**Stored data**
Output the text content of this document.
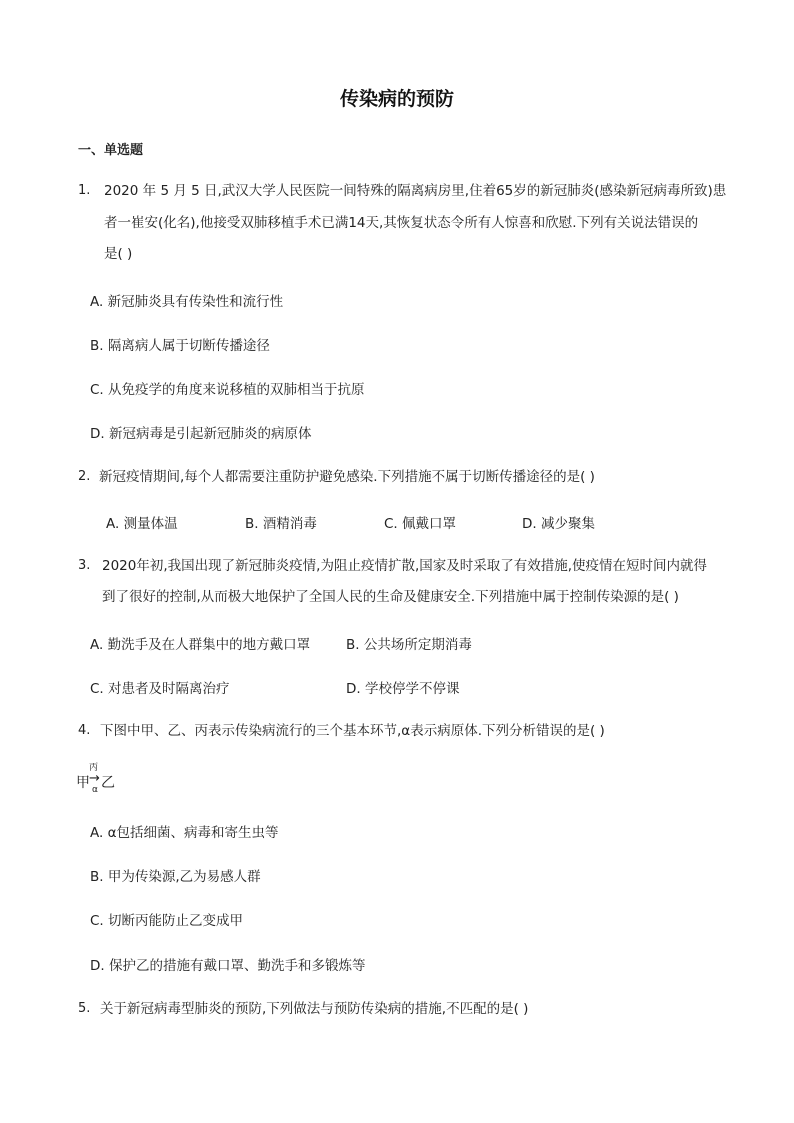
传染病的预防
一、单选题
1. 2020 年 5 月 5 日,武汉大学人民医院一间特殊的隔离病房里,住着65岁的新冠肺炎(感染新冠病毒所致)患
者一崔安(化名),他接受双肺移植手术已满14天,其恢复状态令所有人惊喜和欣慰.下列有关说法错误的
是( )
A. 新冠肺炎具有传染性和流行性
B. 隔离病人属于切断传播途径
C. 从免疫学的角度来说移植的双肺相当于抗原
D. 新冠病毒是引起新冠肺炎的病原体
2. 新冠疫情期间,每个人都需要注重防护避免感染.下列措施不属于切断传播途径的是( )
A. 测量体温	B. 酒精消毒	C. 佩戴口罩	D. 减少聚集
3. 2020年初,我国出现了新冠肺炎疫情,为阻止疫情扩散,国家及时采取了有效措施,使疫情在短时间内就得
到了很好的控制,从而极大地保护了全国人民的生命及健康安全.下列措施中属于控制传染源的是( )
A. 勤洗手及在人群集中的地方戴口罩	B. 公共场所定期消毒
C. 对患者及时隔离治疗	D. 学校停学不停课
4. 下图中甲、乙、丙表示传染病流行的三个基本环节,α表示病原体.下列分析错误的是( )
丙
甲 → 乙
α
A. α包括细菌、病毒和寄生虫等
B. 甲为传染源,乙为易感人群
C. 切断丙能防止乙变成甲
D. 保护乙的措施有戴口罩、勤洗手和多锻炼等
5. 关于新冠病毒型肺炎的预防,下列做法与预防传染病的措施,不匹配的是( )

**Exercise objective**
Quote the records in full and exactly; skip any image.

**Output below**
Output the text content of this document.
传染病的预防
一、单选题
1. 2020 年 5 月 5 日,武汉大学人民医院一间特殊的隔离病房里,住着65岁的新冠肺炎(感染新冠病毒所致)患
者一崔安(化名),他接受双肺移植手术已满14天,其恢复状态令所有人惊喜和欣慰.下列有关说法错误的
是( )
A. 新冠肺炎具有传染性和流行性
B. 隔离病人属于切断传播途径
C. 从免疫学的角度来说移植的双肺相当于抗原
D. 新冠病毒是引起新冠肺炎的病原体
2. 新冠疫情期间,每个人都需要注重防护避免感染.下列措施不属于切断传播途径的是( )
A. 测量体温	B. 酒精消毒	C. 佩戴口罩	D. 减少聚集
3. 2020年初,我国出现了新冠肺炎疫情,为阻止疫情扩散,国家及时采取了有效措施,使疫情在短时间内就得
到了很好的控制,从而极大地保护了全国人民的生命及健康安全.下列措施中属于控制传染源的是( )
A. 勤洗手及在人群集中的地方戴口罩	B. 公共场所定期消毒
C. 对患者及时隔离治疗	D. 学校停学不停课
4. 下图中甲、乙、丙表示传染病流行的三个基本环节,α表示病原体.下列分析错误的是( )
丙
甲 → 乙
α
A. α包括细菌、病毒和寄生虫等
B. 甲为传染源,乙为易感人群
C. 切断丙能防止乙变成甲
D. 保护乙的措施有戴口罩、勤洗手和多锻炼等
5. 关于新冠病毒型肺炎的预防,下列做法与预防传染病的措施,不匹配的是( )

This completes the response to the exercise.